Source passage:
Begin
DataHub Cloud

UPDATE 2024-02-09: here's a short overview deck https://link.excalidraw.com/p/readonly/uuoQlgbF9aDuiXMrOMeI

Outline of product

DataHub Cloud turns GitHub repositories into elegant data-driven sites.

It enables you to seamlessly integrate your existing GitHub datasets into visually appealing and interactive sites, deploying within seconds.

Publish datasets, data stories, and data portals with a few clicks, and share with others.

Features

Datahub Cloud has the following features:

Enhanced Data Presentation: Directly from data stored on GitHub, create an elegant page with beautiful tables and visualisations
Effortless Sharing: share your datasets and data stories easily with anyone
Seamless GitHub Integration: Directly leverage your GitHub repositories to feed data into DataHub Cloud
Catalog Functionality: publish catalogs as well as individual datasets and data stories to help users quickly find the data they need
Flexible Data Handling: Effortlessly handle all types of data (without the necessity for a datapackage.json)
Guided User Experience: Access a suite of guides and walkthroughs for creating your datasets / data stories

Imagined users

Individuals who possess a GitHub repository containing data

Anu, Rufus, open data folks who want to share data, people sharing data on github

Open Data crowd People who want to share publicly data and data-driven insights

Data professionals and enthusiasts — scientists, researchers, analysts, journalists - using GitHub, who seek to present their data more effectively and elegantly, but also want to share their insights broadly with ease.

These data enthusiasts require a platform that not only showcases their data compellingly but also provides practical tools to manage and interact with large datasets, APIs, and catalogs.

Example persona: Anu building an open data catalog on github

Anuar the data enthusiast who is currently using Github to present and share his data. He is creating repos for each dataset. Eg. see https://github.com/open-data-kazakhstan. He is seeking another solution for:

collecting and organizing his datasets in a catalog for easier discovery and sharing (publicly or privately) (data lake need)
creating views for his data, eg. geospatial; having automatic preview / visualizations of the data and able to easily embed a view or an image
creating content (an article or a report) out of his datasets.

Rufus: the data curator/hoarder

Example of what Rufus does today: paste stuff into github issues. See e.g. K12 shooting database - https://github.com/datasets/awesome-data/issues/371

Or paste stuff in github discussions e.g.
End
Supplied information:
Begin
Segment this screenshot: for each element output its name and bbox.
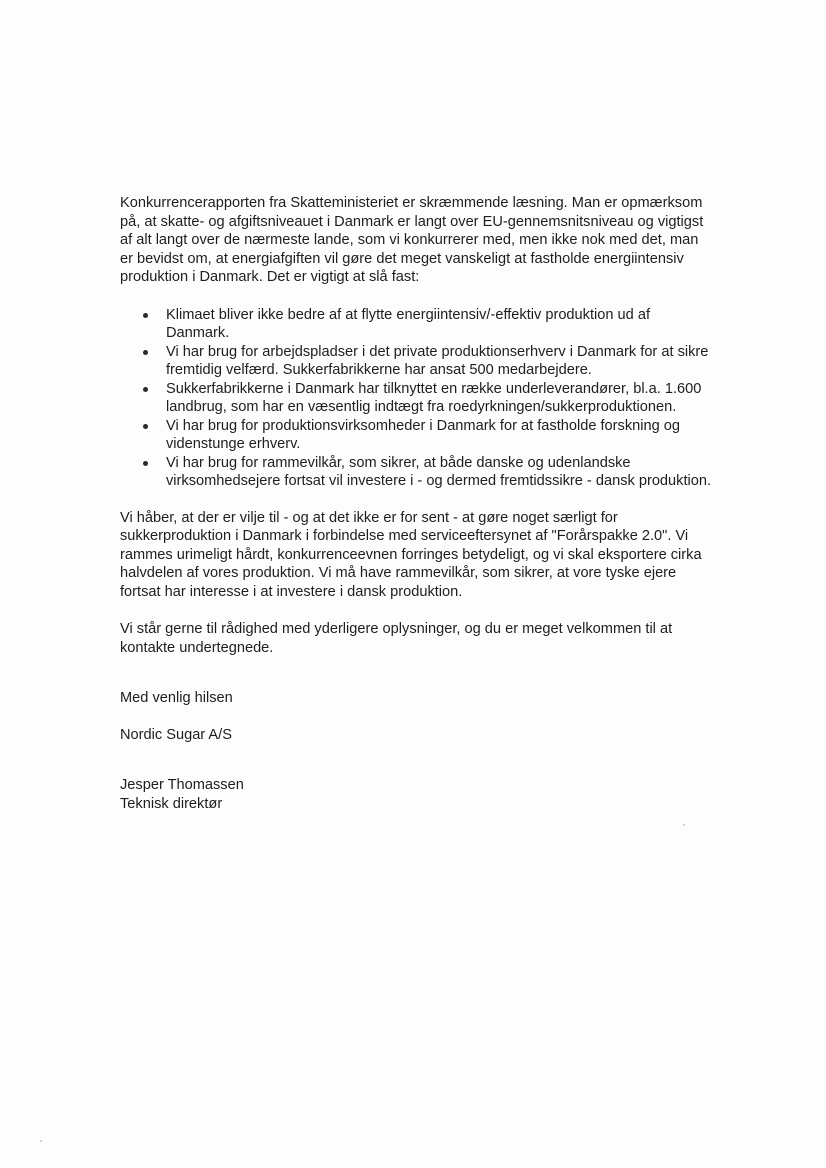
End
Exercise objective:
Answer each question using the DataHub Cloud overview above.
(a) Under the Flexible Data Handling feature, which file is described as unnecessary?
(b) What does Anuar create for each dataset?
(c) Besides GitHub discussions, where does Rufus paste stuff today?

Exercise response:
(a) datapackage.json
(b) A GitHub repo
(c) GitHub issues